**** Estratto della pagina ****

RUN, dal 6 al 9 aprile 2017 in scena al Teatro Studio Uno 

Barbara Caridi e Claudia Salvatore, regista e attrice. Da poco sono andate in scena al Teatro Studio Uno di Torpignattara, una delle realtà più vivaci del panorama teatrale romano, con RUN.                                      

“Un moto rivoluzionario, il tentativo di sostenere il proprio sguardo”. Così viene presentato uno spettacolo che indaga, senza presunzione, il movimento come azione non solo estremamente pratica, ma come concetto e motore di vita.                    

Durante una chiacchierata informale abbiamo parlato del loro intenso e ben costruito spettacolo. Un atto performativo dilungato con una sua coerenza che presto tornerà a girare nei circuiti romani e non solo. Continuiamo a far parlare, dunque, di queste due giovani talentuose e del senso di unione e squadra che han permesso di assaporare durante la visione del riuscitissimo spettacolo.

 

Andato in scena allo Studio Uno e pronto per girare ancora. Da dove nasce l’intuizione dello spettacolo?

B.C. Lo spettacolo nasce dalla necessità di indagare le reali motivazioni che spingono un atleta a praticare questa disciplina. Siamo partite da noi, dalla nostra esigenza di portare avanti questa passione smodata. E siamo arrivate alla conclusione che la corsa puo’ essere una pratica spirituale, qualcosa che assomiglia ad un mantra , a un richiamo. La corsa evoca dall’abisso sconfinato dell’essere quegli elementi che giacciono spesso sepolti dentro le nostre essenze primordiali. Se di intuizione possiamo parlare, ecco, sia io che Claudia abbiamo da subito intuito che c’è qualcosa di “grosso” in questo tentativo di superarsi e di superare dei limiti.

 

Avete intrecciato una pluralità di elementi, storici, artistici, diversi linguaggi, tra i quali il performativo. Che tipo di ricerca hai condotto Barbara e come sei riuscita a far convivere tutti i dati in maniera così omogenea?

B.C. Abbiamo passato un anno circa a raccogliere materiale. Non ho una formazione strettamente teatrale. Ho sempre utilizzato piu’ linguaggi per realizzare i miei lavori perché ritengo che non tutto possa essere espresso pienamente solo attraverso un codice; direi che questo lavoro per me ha significato questo: utilizzare un intercodice. Non mi pongo mai limiti. L’omogeneità è un puro accidente nel senso che non me la pongo come obiettivo. Accade. Probabilmente l’omogeneità che tu vedi è il risultato di una pluralità linguistica che ha alla base un concetto e un’idea ben precisa di quello che voglio dire. Tecnicamente ho iniziato, dopo la raccolta di materiale, a montare lo spettacolo come fosse un film. Tagli secchi e una ricerca estetica che come riferimenti ha l’espressionismo. L’opera di Roberto e Guido ha esaltato notevolmente questo aspetto ed è non solo parte integrante del tutto ma una delle protagoniste in scena insieme a Claudia. Di fondo Claudia non è mai sola c’è sempre “qualcuno” con lei. Come quando corri…sei solo…ma non lo sei mai del tutto.

**** Dati memorizzati ****

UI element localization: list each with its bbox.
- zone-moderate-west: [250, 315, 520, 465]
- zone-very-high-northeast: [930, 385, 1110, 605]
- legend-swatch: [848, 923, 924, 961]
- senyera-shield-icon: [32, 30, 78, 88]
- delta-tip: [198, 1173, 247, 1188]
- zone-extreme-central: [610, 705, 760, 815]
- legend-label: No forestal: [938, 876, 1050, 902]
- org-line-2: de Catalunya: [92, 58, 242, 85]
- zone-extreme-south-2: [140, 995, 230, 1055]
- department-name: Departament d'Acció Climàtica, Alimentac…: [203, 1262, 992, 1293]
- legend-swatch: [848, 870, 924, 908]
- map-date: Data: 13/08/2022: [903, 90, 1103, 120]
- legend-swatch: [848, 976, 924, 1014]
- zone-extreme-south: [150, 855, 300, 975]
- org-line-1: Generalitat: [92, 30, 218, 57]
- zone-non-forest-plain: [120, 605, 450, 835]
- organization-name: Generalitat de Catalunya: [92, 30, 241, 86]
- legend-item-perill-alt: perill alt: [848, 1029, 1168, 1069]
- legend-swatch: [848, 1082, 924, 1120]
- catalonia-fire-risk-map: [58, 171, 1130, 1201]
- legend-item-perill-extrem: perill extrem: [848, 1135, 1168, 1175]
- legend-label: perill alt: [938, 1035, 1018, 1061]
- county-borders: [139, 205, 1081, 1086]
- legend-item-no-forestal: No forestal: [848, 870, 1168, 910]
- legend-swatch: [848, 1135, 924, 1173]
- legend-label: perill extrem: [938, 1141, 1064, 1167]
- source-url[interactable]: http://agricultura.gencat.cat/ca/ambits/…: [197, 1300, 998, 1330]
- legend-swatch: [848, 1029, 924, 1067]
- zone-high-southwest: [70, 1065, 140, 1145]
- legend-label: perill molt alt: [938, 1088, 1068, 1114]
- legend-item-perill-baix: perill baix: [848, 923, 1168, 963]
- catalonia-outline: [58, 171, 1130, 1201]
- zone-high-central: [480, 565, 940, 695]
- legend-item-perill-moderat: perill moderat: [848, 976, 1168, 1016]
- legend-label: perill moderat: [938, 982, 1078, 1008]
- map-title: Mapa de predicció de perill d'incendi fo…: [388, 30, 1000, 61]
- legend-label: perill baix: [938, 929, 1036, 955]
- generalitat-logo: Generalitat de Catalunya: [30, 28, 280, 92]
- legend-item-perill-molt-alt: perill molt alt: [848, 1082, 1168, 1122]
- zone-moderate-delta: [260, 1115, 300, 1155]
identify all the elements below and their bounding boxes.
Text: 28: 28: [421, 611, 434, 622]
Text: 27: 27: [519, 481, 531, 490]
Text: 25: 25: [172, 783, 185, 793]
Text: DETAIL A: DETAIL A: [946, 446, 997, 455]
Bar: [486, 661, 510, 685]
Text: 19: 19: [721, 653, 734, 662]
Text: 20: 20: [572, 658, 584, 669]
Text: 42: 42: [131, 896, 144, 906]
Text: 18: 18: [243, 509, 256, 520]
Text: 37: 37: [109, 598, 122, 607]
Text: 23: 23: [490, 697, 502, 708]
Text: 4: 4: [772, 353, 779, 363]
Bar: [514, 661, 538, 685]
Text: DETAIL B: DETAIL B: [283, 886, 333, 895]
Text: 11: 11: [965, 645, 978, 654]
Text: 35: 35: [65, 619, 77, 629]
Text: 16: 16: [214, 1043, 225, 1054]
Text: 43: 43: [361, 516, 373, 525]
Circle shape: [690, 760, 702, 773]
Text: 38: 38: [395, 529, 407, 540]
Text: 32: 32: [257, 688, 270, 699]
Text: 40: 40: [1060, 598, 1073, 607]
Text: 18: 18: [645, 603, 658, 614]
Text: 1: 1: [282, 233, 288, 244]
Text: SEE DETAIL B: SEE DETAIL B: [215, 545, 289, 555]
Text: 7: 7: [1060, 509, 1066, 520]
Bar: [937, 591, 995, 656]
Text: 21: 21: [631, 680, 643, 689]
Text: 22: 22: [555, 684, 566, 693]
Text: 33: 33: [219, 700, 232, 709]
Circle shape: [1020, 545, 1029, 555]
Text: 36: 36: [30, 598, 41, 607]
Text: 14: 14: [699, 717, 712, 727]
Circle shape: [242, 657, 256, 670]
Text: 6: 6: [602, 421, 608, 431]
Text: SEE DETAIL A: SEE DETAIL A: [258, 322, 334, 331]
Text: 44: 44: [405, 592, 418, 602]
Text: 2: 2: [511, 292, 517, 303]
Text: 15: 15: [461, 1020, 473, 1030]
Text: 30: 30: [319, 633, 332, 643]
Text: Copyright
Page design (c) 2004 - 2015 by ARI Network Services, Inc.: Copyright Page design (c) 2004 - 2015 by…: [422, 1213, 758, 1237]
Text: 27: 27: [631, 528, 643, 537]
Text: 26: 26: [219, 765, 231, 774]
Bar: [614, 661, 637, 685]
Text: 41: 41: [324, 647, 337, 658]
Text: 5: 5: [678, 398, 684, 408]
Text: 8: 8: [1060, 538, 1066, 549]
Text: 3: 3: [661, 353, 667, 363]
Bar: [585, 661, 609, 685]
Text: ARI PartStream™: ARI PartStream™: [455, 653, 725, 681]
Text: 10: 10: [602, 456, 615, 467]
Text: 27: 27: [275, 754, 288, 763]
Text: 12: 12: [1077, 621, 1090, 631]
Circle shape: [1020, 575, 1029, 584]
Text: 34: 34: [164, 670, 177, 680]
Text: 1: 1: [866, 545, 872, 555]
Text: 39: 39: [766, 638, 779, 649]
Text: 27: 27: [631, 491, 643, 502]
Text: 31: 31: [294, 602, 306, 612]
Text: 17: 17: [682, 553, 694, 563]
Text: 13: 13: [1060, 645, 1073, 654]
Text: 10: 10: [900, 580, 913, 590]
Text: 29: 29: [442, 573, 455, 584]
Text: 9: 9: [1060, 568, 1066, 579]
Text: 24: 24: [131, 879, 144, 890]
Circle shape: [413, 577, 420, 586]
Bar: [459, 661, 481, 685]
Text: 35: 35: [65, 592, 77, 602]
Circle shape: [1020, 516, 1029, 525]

****

_Esercizio assegnato:_ Riprendi l'intervista sullo spettacolo RUN dal punto in cui si ferma.

_Risposta scritta:_
Claudia, la corsa fa parte della tua vita, la pratichi anche a livello agonistico e si percepiva quanto fossi immedesimata e integrata sulla scena.  Quanto ti è servito lo spettacolo nell’indagare il tuo rapporto con questo sport o, se vogliamo, con l’arte del correre?

C.S. Il mio rapporto con la corsa ha origini lontane, il significato che ha assunto nella mia vita  è cambiato nel tempo e cambia continuamente, passando attraverso fasi anche dolorose e anche attraverso momenti di conflitto e distacco, ma non ho utilizzato lo spettacolo per indagarlo, allo spettacolo ci siamo arrivate con una già acquisita consapevolezza di ciò che volevamo comunicare, di ciò che abbiamo scoperto e raggiunto attraverso la corsa. Nella corsa ho trovato delle risposte, delle richieste e dei bisogni, la chiara necessità di voler continuare e di voler condividere.    

 

Claudia e Barbara, prima collaborazione insieme? Com’è stato il lavoro di coppia?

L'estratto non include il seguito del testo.